-- Work to complete --
Copy each line where the word "extension" occurs.

>>>

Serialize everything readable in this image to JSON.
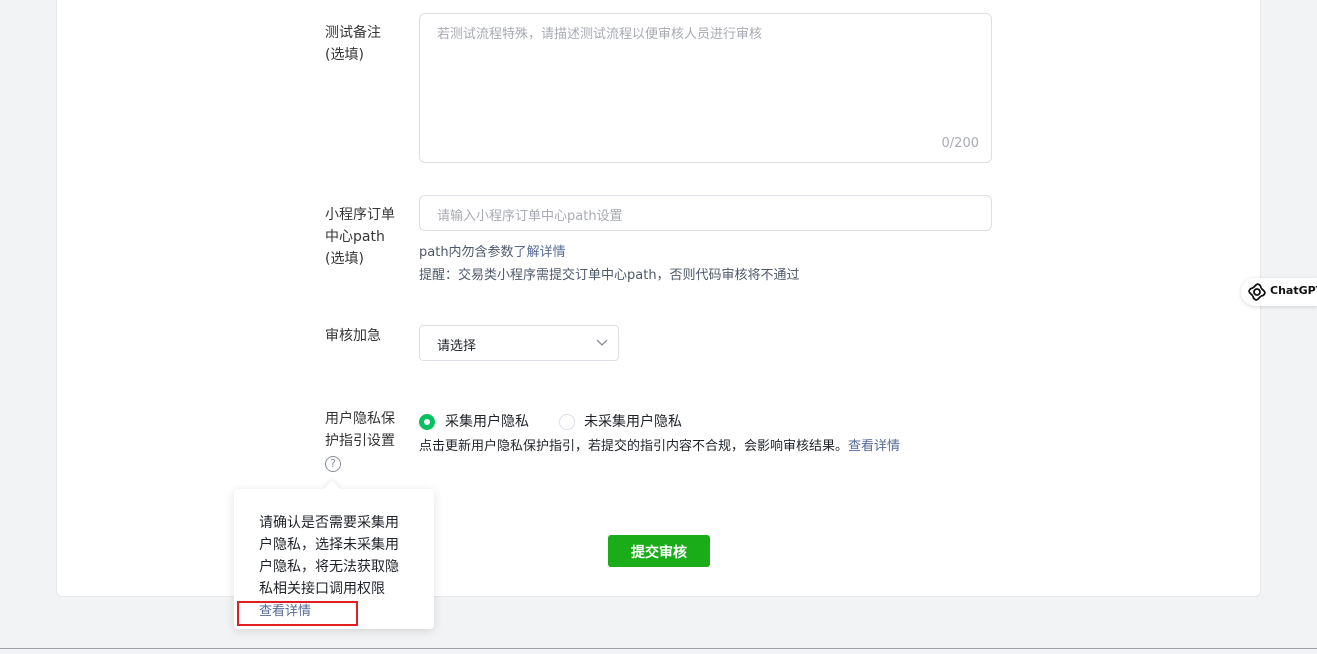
{
  "form": {
    "test_notes": {
      "label_line1": "测试备注",
      "label_line2": "(选填)",
      "placeholder": "若测试流程特殊，请描述测试流程以便审核人员进行审核",
      "counter": "0/200"
    },
    "order_path": {
      "label_line1": "小程序订单",
      "label_line2": "中心path",
      "label_line3": "(选填)",
      "placeholder": "请输入小程序订单中心path设置",
      "hint_text": "path内勿含参数",
      "hint_link": "了解详情",
      "reminder": "提醒：交易类小程序需提交订单中心path，否则代码审核将不通过"
    },
    "expedite": {
      "label": "审核加急",
      "selected": "请选择"
    },
    "privacy": {
      "label_line1": "用户隐私保",
      "label_line2": "护指引设置",
      "options": [
        "采集用户隐私",
        "未采集用户隐私"
      ],
      "selected_index": 0,
      "note": "点击更新用户隐私保护指引，若提交的指引内容不合规，会影响审核结果。",
      "note_link": "查看详情"
    },
    "submit_label": "提交审核"
  },
  "tooltip": {
    "lines": [
      "请确认是否需要采集用",
      "户隐私，选择未采集用",
      "户隐私，将无法获取隐",
      "私相关接口调用权限"
    ],
    "link": "查看详情"
  },
  "extension": {
    "label": "ChatGPT"
  },
  "colors": {
    "primary_green": "#1aad19",
    "radio_green": "#07c160",
    "link_blue": "#576b95",
    "highlight_red": "#e02020"
  },
  "icons": {
    "help": "question-circle-icon",
    "dropdown": "chevron-down-icon",
    "extension": "openai-logo-icon"
  }
}
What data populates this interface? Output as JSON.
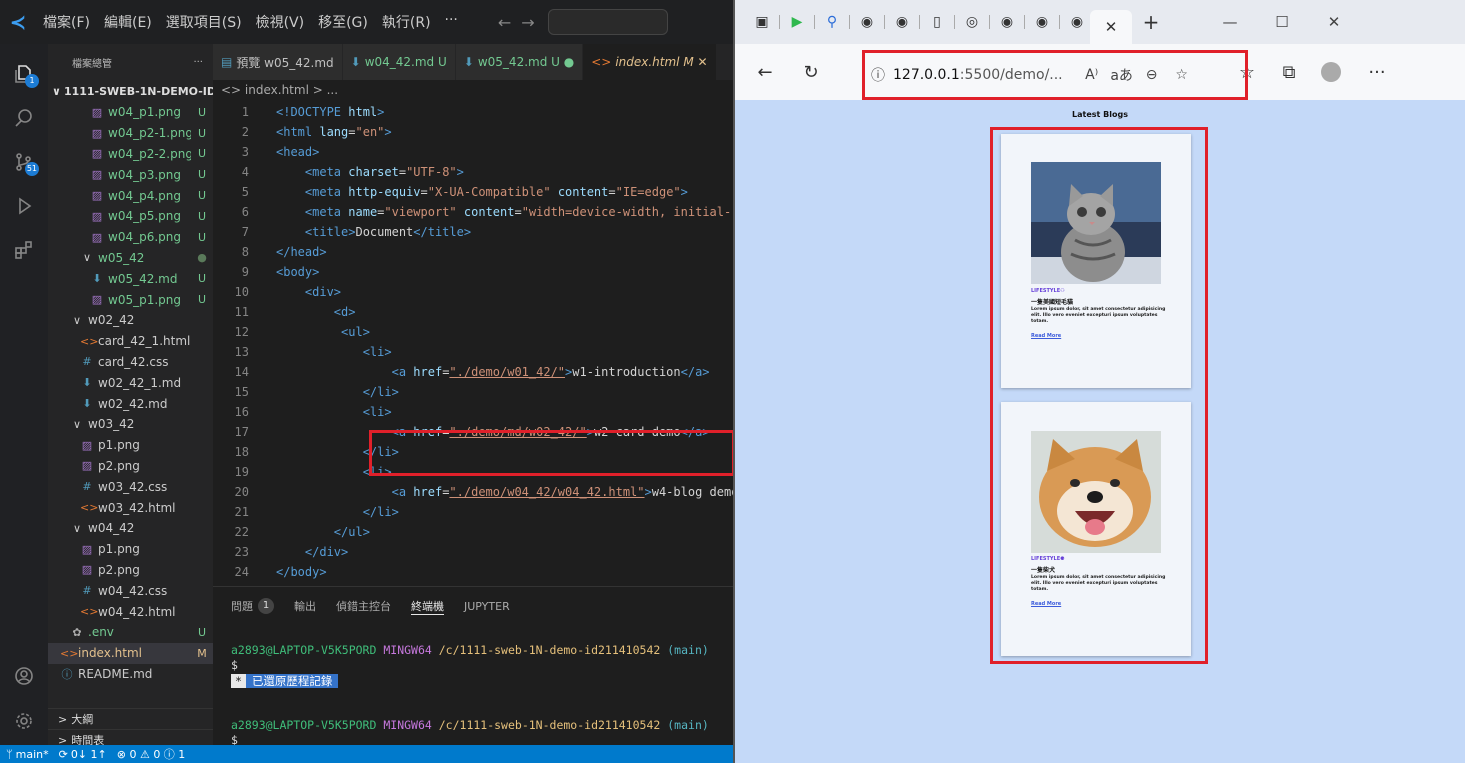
{
  "titlebar": {
    "menus": [
      "檔案(F)",
      "編輯(E)",
      "選取項目(S)",
      "檢視(V)",
      "移至(G)",
      "執行(R)",
      "···"
    ]
  },
  "activity": {
    "explorer_badge": "1",
    "scm_badge": "51"
  },
  "sidebar": {
    "header": "檔案總管",
    "more": "···",
    "root": "1111-SWEB-1N-DEMO-ID2...",
    "rows": [
      {
        "icon": "image",
        "name": "w04_p1.png",
        "status": "U",
        "depth": 3
      },
      {
        "icon": "image",
        "name": "w04_p2-1.png",
        "status": "U",
        "depth": 3
      },
      {
        "icon": "image",
        "name": "w04_p2-2.png",
        "status": "U",
        "depth": 3
      },
      {
        "icon": "image",
        "name": "w04_p3.png",
        "status": "U",
        "depth": 3
      },
      {
        "icon": "image",
        "name": "w04_p4.png",
        "status": "U",
        "depth": 3
      },
      {
        "icon": "image",
        "name": "w04_p5.png",
        "status": "U",
        "depth": 3
      },
      {
        "icon": "image",
        "name": "w04_p6.png",
        "status": "U",
        "depth": 3
      },
      {
        "icon": "folder",
        "name": "w05_42",
        "status": "●",
        "depth": 2
      },
      {
        "icon": "md",
        "name": "w05_42.md",
        "status": "U",
        "depth": 3
      },
      {
        "icon": "image",
        "name": "w05_p1.png",
        "status": "U",
        "depth": 3
      },
      {
        "icon": "folder",
        "name": "w02_42",
        "status": "",
        "depth": 1
      },
      {
        "icon": "html",
        "name": "card_42_1.html",
        "status": "",
        "depth": 2
      },
      {
        "icon": "css",
        "name": "card_42.css",
        "status": "",
        "depth": 2
      },
      {
        "icon": "md",
        "name": "w02_42_1.md",
        "status": "",
        "depth": 2
      },
      {
        "icon": "md",
        "name": "w02_42.md",
        "status": "",
        "depth": 2
      },
      {
        "icon": "folder",
        "name": "w03_42",
        "status": "",
        "depth": 1
      },
      {
        "icon": "image",
        "name": "p1.png",
        "status": "",
        "depth": 2
      },
      {
        "icon": "image",
        "name": "p2.png",
        "status": "",
        "depth": 2
      },
      {
        "icon": "css",
        "name": "w03_42.css",
        "status": "",
        "depth": 2
      },
      {
        "icon": "html",
        "name": "w03_42.html",
        "status": "",
        "depth": 2
      },
      {
        "icon": "folder",
        "name": "w04_42",
        "status": "",
        "depth": 1
      },
      {
        "icon": "image",
        "name": "p1.png",
        "status": "",
        "depth": 2
      },
      {
        "icon": "image",
        "name": "p2.png",
        "status": "",
        "depth": 2
      },
      {
        "icon": "css",
        "name": "w04_42.css",
        "status": "",
        "depth": 2
      },
      {
        "icon": "html",
        "name": "w04_42.html",
        "status": "",
        "depth": 2
      },
      {
        "icon": "gear",
        "name": ".env",
        "status": "U",
        "depth": 1
      },
      {
        "icon": "html",
        "name": "index.html",
        "status": "M",
        "depth": 0,
        "selected": true
      },
      {
        "icon": "info",
        "name": "README.md",
        "status": "",
        "depth": 0
      }
    ],
    "outline": "大綱",
    "timeline": "時間表"
  },
  "tabs": [
    {
      "label": "預覽 w05_42.md",
      "color": "#c0c0c0"
    },
    {
      "label": "w04_42.md U",
      "color": "#73c991"
    },
    {
      "label": "w05_42.md U ●",
      "color": "#73c991"
    },
    {
      "label": "index.html M ✕",
      "color": "#e2c08d",
      "active": true
    }
  ],
  "breadcrumb": "<> index.html > ...",
  "code": [
    [
      [
        "tg",
        "<!DOCTYPE "
      ],
      [
        "at",
        "html"
      ],
      [
        "tg",
        ">"
      ]
    ],
    [
      [
        "tg",
        "<html "
      ],
      [
        "at",
        "lang"
      ],
      [
        "tx",
        "="
      ],
      [
        "sv",
        "\"en\""
      ],
      [
        "tg",
        ">"
      ]
    ],
    [
      [
        "tg",
        "<head>"
      ]
    ],
    [
      [
        "tx",
        "    "
      ],
      [
        "tg",
        "<meta "
      ],
      [
        "at",
        "charset"
      ],
      [
        "tx",
        "="
      ],
      [
        "sv",
        "\"UTF-8\""
      ],
      [
        "tg",
        ">"
      ]
    ],
    [
      [
        "tx",
        "    "
      ],
      [
        "tg",
        "<meta "
      ],
      [
        "at",
        "http-equiv"
      ],
      [
        "tx",
        "="
      ],
      [
        "sv",
        "\"X-UA-Compatible\""
      ],
      [
        "tx",
        " "
      ],
      [
        "at",
        "content"
      ],
      [
        "tx",
        "="
      ],
      [
        "sv",
        "\"IE=edge\""
      ],
      [
        "tg",
        ">"
      ]
    ],
    [
      [
        "tx",
        "    "
      ],
      [
        "tg",
        "<meta "
      ],
      [
        "at",
        "name"
      ],
      [
        "tx",
        "="
      ],
      [
        "sv",
        "\"viewport\""
      ],
      [
        "tx",
        " "
      ],
      [
        "at",
        "content"
      ],
      [
        "tx",
        "="
      ],
      [
        "sv",
        "\"width=device-width, initial-"
      ]
    ],
    [
      [
        "tx",
        "    "
      ],
      [
        "tg",
        "<title>"
      ],
      [
        "tx",
        "Document"
      ],
      [
        "tg",
        "</title>"
      ]
    ],
    [
      [
        "tg",
        "</head>"
      ]
    ],
    [
      [
        "tg",
        "<body>"
      ]
    ],
    [
      [
        "tx",
        "    "
      ],
      [
        "tg",
        "<div>"
      ]
    ],
    [
      [
        "tx",
        "        "
      ],
      [
        "tg",
        "<d>"
      ]
    ],
    [
      [
        "tx",
        "         "
      ],
      [
        "tg",
        "<ul>"
      ]
    ],
    [
      [
        "tx",
        "            "
      ],
      [
        "tg",
        "<li>"
      ]
    ],
    [
      [
        "tx",
        "                "
      ],
      [
        "tg",
        "<a "
      ],
      [
        "at",
        "href"
      ],
      [
        "tx",
        "="
      ],
      [
        "lk",
        "\"./demo/w01_42/\""
      ],
      [
        "tg",
        ">"
      ],
      [
        "tx",
        "w1-introduction"
      ],
      [
        "tg",
        "</a>"
      ]
    ],
    [
      [
        "tx",
        "            "
      ],
      [
        "tg",
        "</li>"
      ]
    ],
    [
      [
        "tx",
        "            "
      ],
      [
        "tg",
        "<li>"
      ]
    ],
    [
      [
        "tx",
        "                "
      ],
      [
        "tg",
        "<a "
      ],
      [
        "at",
        "href"
      ],
      [
        "tx",
        "="
      ],
      [
        "lk",
        "\"./demo/md/w02_42/\""
      ],
      [
        "tg",
        ">"
      ],
      [
        "tx",
        "w2-card demo"
      ],
      [
        "tg",
        "</a>"
      ]
    ],
    [
      [
        "tx",
        "            "
      ],
      [
        "tg",
        "</li>"
      ]
    ],
    [
      [
        "tx",
        "            "
      ],
      [
        "tg",
        "<li>"
      ]
    ],
    [
      [
        "tx",
        "                "
      ],
      [
        "tg",
        "<a "
      ],
      [
        "at",
        "href"
      ],
      [
        "tx",
        "="
      ],
      [
        "lk",
        "\"./demo/w04_42/w04_42.html\""
      ],
      [
        "tg",
        ">"
      ],
      [
        "tx",
        "w4-blog demo"
      ]
    ],
    [
      [
        "tx",
        "            "
      ],
      [
        "tg",
        "</li>"
      ]
    ],
    [
      [
        "tx",
        "        "
      ],
      [
        "tg",
        "</ul>"
      ]
    ],
    [
      [
        "tx",
        "    "
      ],
      [
        "tg",
        "</div>"
      ]
    ],
    [
      [
        "tg",
        "</body>"
      ]
    ],
    [
      [
        "tg",
        "</html>"
      ]
    ]
  ],
  "panel": {
    "problems": "問題",
    "problems_count": "1",
    "output": "輸出",
    "debug": "偵錯主控台",
    "terminal": "終端機",
    "jupyter": "JUPYTER"
  },
  "terminal": {
    "user": "a2893@LAPTOP-V5K5PORD",
    "shell": "MINGW64",
    "path1": "/c/1111-sweb-1N-demo-id211410542",
    "path2": "/c/1111-sweb-1N-demo-id211410542",
    "branch": "(main)",
    "prompt": "$",
    "restored": "已還原歷程記錄",
    "star": "*"
  },
  "statusbar": {
    "branch": "main*",
    "sync": "0↓ 1↑",
    "errors": "⊗ 0 ⚠ 0 ⓘ 1"
  },
  "browser": {
    "url_host": "127.0.0.1",
    "url_rest": ":5500/demo/...",
    "read_aloud": "A⁾",
    "translate": "aあ"
  },
  "page": {
    "title": "Latest Blogs",
    "cards": [
      {
        "category": "LIFESTYLE⚇",
        "heading": "一隻美國短毛貓",
        "body": "Lorem ipsum dolor, sit amet consectetur adipisicing elit. Illo vero eveniet excepturi ipsum voluptates totam.",
        "more": "Read More"
      },
      {
        "category": "LIFESTYLE⚈",
        "heading": "一隻柴犬",
        "body": "Lorem ipsum dolor, sit amet consectetur adipisicing elit. Illo vero eveniet excepturi ipsum voluptates totam.",
        "more": "Read More"
      }
    ]
  },
  "colors": {
    "accent": "#007acc",
    "highlight": "#e0202a",
    "page_bg": "#c4d9f8",
    "category": "#6741d9"
  }
}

<<<

-- Complete response --
  "extension": {
    "extension": "openai-logo-icon"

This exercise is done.